(Stored data)
------------------------

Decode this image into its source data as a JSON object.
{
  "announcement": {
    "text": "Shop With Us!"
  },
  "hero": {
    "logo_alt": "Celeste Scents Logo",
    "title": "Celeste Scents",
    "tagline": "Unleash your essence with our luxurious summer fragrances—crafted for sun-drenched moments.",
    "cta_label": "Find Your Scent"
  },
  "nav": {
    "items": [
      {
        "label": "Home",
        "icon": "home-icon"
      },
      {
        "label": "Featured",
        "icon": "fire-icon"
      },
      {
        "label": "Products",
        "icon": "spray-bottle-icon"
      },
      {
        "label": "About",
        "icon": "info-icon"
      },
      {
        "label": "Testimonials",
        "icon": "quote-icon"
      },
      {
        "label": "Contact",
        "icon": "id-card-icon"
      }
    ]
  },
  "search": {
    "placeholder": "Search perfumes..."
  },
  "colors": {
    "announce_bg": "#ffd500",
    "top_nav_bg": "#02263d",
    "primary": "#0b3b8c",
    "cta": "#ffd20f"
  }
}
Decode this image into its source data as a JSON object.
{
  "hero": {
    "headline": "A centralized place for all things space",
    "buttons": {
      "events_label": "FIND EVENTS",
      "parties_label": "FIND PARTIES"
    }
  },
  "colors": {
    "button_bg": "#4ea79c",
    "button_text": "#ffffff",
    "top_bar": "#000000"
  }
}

------------------------

- Problem to work on
Repeat the records above exactly, leaving none out.

- Task answer
Decode this image into its source data as a JSON object.
{
  "announcement": {
    "text": "Shop With Us!"
  },
  "hero": {
    "logo_alt": "Celeste Scents Logo",
    "title": "Celeste Scents",
    "tagline": "Unleash your essence with our luxurious summer fragrances—crafted for sun-drenched moments.",
    "cta_label": "Find Your Scent"
  },
  "nav": {
    "items": [
      {
        "label": "Home",
        "icon": "home-icon"
      },
      {
        "label": "Featured",
        "icon": "fire-icon"
      },
      {
        "label": "Products",
        "icon": "spray-bottle-icon"
      },
      {
        "label": "About",
        "icon": "info-icon"
      },
      {
        "label": "Testimonials",
        "icon": "quote-icon"
      },
      {
        "label": "Contact",
        "icon": "id-card-icon"
      }
    ]
  },
  "search": {
    "placeholder": "Search perfumes..."
  },
  "colors": {
    "announce_bg": "#ffd500",
    "top_nav_bg": "#02263d",
    "primary": "#0b3b8c",
    "cta": "#ffd20f"
  }
}
Decode this image into its source data as a JSON object.
{
  "hero": {
    "headline": "A centralized place for all things space",
    "buttons": {
      "events_label": "FIND EVENTS",
      "parties_label": "FIND PARTIES"
    }
  },
  "colors": {
    "button_bg": "#4ea79c",
    "button_text": "#ffffff",
    "top_bar": "#000000"
  }
}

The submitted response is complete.